#### [Task details]
From the entries provided below, copy each line that contains the word "wordt".

#### [The data]
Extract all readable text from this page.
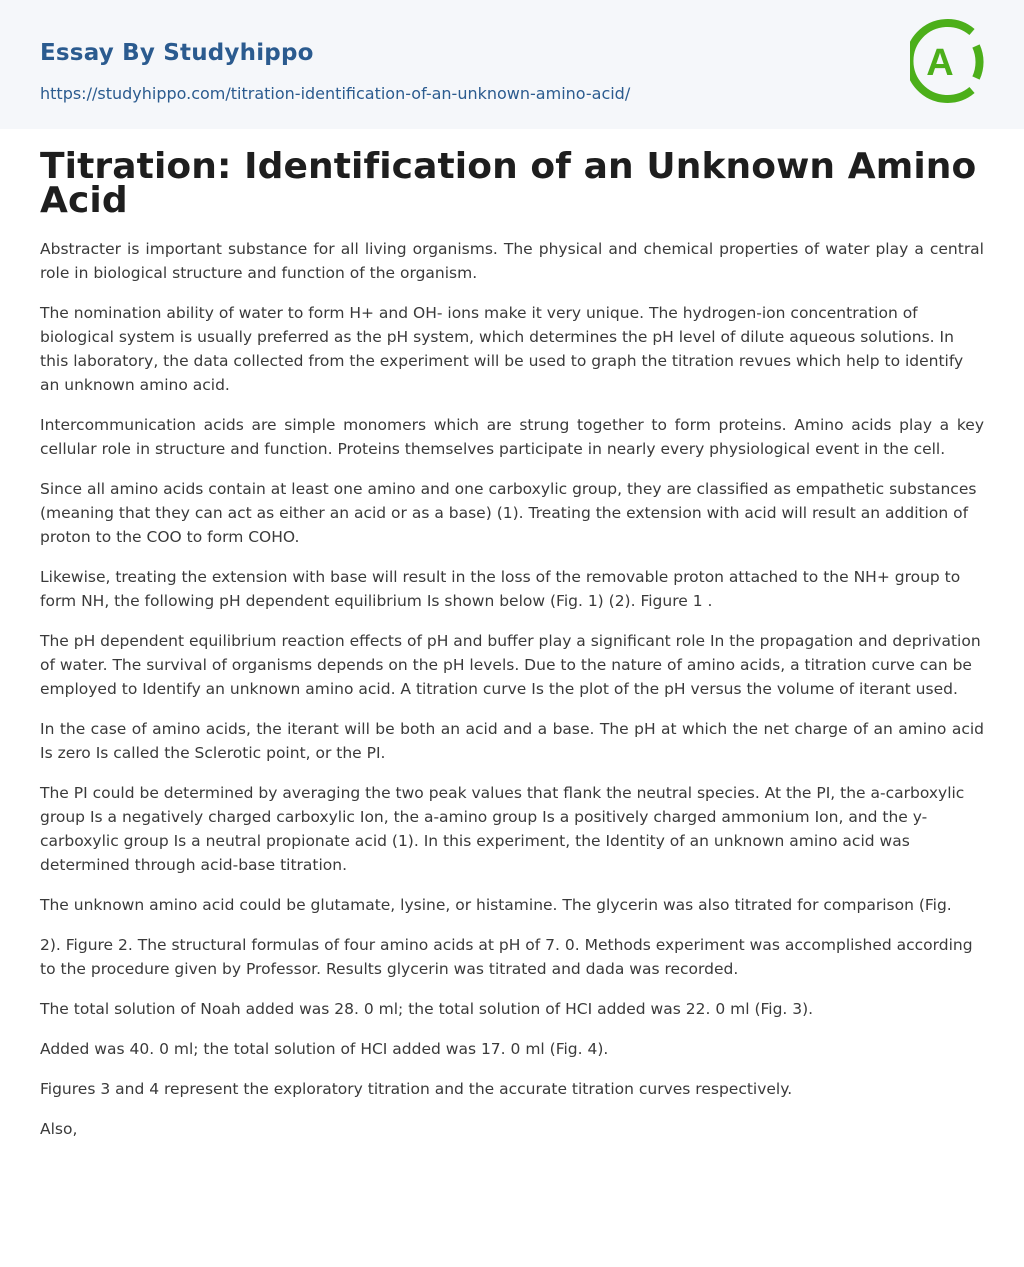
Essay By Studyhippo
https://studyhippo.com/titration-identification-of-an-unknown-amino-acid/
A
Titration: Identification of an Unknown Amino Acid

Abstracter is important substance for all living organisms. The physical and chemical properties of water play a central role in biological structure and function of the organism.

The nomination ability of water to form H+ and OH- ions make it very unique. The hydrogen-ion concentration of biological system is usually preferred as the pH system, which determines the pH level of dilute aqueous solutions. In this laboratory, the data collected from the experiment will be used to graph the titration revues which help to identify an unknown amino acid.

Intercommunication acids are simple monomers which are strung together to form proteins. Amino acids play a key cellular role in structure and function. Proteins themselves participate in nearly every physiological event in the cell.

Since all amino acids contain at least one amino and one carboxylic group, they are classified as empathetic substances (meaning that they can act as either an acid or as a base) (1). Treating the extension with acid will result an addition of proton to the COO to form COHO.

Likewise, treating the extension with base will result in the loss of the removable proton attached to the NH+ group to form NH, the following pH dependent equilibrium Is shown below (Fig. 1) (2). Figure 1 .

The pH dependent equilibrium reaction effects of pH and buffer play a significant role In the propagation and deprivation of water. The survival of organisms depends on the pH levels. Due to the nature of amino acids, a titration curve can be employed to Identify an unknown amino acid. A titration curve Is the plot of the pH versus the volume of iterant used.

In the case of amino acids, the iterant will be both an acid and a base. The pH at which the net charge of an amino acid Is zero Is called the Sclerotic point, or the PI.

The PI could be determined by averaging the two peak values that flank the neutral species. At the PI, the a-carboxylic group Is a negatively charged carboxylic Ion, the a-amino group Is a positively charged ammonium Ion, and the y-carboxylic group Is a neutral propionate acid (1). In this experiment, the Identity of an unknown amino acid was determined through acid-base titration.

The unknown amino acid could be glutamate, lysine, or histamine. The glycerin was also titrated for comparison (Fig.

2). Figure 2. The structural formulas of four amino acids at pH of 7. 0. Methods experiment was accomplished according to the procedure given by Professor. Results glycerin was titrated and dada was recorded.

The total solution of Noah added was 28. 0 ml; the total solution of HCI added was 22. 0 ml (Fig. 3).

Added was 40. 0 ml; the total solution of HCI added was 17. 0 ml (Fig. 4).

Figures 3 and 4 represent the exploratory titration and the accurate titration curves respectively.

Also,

...

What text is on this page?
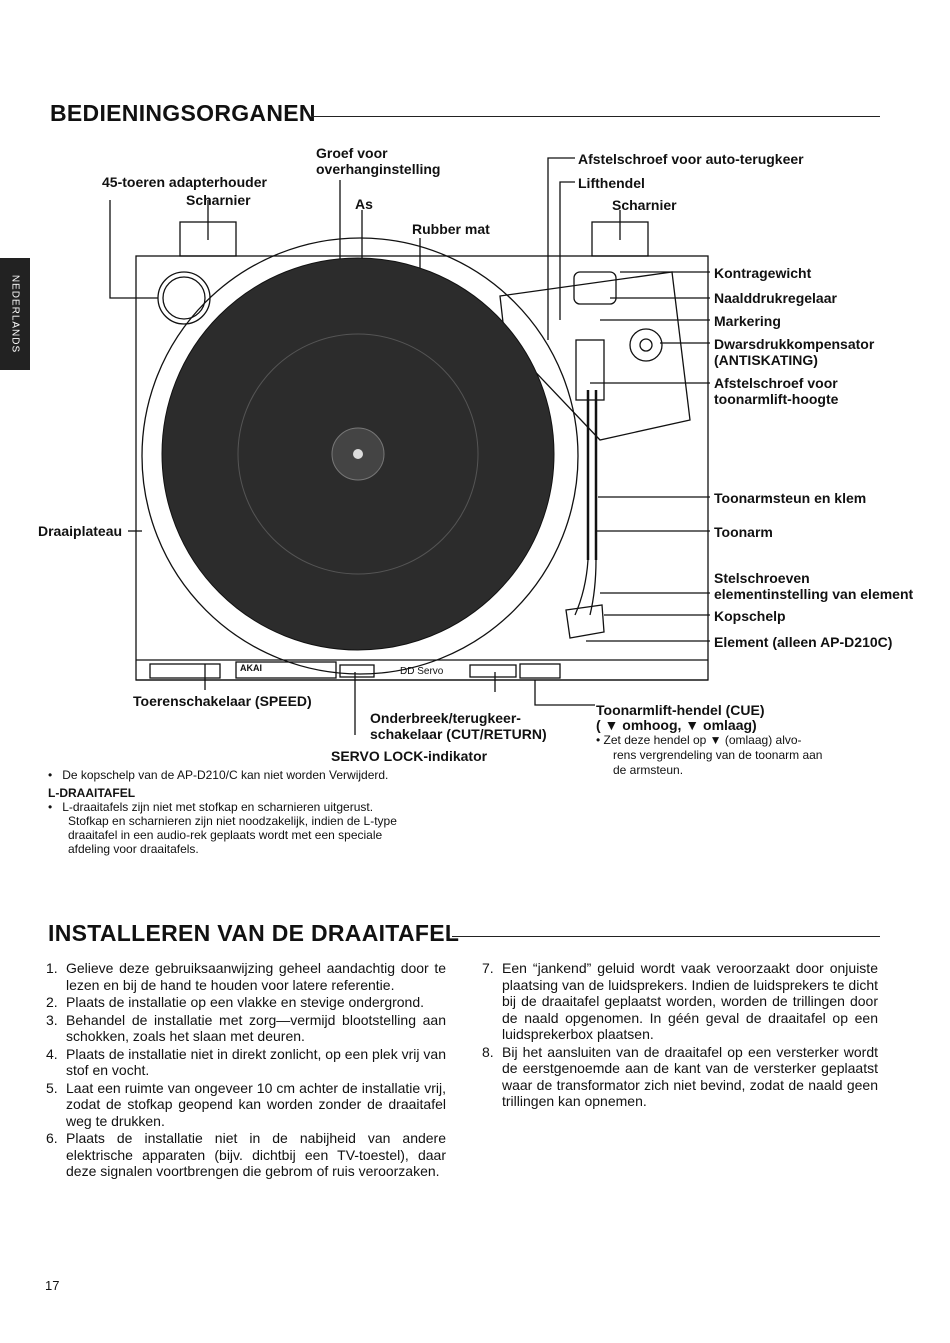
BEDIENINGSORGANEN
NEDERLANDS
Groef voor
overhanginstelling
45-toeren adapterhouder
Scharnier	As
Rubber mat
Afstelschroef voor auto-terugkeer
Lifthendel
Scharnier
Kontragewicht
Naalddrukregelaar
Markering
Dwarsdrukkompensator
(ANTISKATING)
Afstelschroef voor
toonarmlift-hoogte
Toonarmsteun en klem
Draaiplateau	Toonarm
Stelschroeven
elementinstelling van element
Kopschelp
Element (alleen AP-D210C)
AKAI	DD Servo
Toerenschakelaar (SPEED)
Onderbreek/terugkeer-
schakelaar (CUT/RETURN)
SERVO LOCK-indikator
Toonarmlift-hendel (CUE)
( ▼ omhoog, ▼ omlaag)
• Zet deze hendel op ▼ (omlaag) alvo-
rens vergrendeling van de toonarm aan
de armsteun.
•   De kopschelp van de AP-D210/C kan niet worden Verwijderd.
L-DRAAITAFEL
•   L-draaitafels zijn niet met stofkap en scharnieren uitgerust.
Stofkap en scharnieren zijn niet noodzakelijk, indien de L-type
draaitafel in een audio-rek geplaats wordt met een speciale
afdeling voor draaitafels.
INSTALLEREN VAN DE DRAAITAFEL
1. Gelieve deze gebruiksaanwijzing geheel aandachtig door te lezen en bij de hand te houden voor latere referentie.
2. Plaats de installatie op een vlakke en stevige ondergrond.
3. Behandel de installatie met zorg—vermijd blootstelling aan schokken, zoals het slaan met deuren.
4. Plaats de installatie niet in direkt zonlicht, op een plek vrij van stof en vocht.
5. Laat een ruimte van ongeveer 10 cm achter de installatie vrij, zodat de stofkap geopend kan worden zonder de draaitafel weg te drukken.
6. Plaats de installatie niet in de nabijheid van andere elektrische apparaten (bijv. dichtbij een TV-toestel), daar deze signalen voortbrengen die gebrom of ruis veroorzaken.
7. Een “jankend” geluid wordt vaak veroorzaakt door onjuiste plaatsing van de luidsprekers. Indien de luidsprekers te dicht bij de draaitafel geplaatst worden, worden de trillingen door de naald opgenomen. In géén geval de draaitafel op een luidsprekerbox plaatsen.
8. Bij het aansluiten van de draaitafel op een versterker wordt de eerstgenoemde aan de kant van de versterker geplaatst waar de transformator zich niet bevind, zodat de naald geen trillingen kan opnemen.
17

#### [Task response]
draaitafel in een audio-rek geplaats wordt met een speciale
7. Een “jankend” geluid wordt vaak veroorzaakt door onjuiste plaatsing van de luidsprekers. Indien de luidsprekers te dicht bij de draaitafel geplaatst worden, worden de trillingen door de naald opgenomen. In géén geval de draaitafel op een luidsprekerbox plaatsen.
8. Bij het aansluiten van de draaitafel op een versterker wordt de eerstgenoemde aan de kant van de versterker geplaatst waar de transformator zich niet bevind, zodat de naald geen trillingen kan opnemen.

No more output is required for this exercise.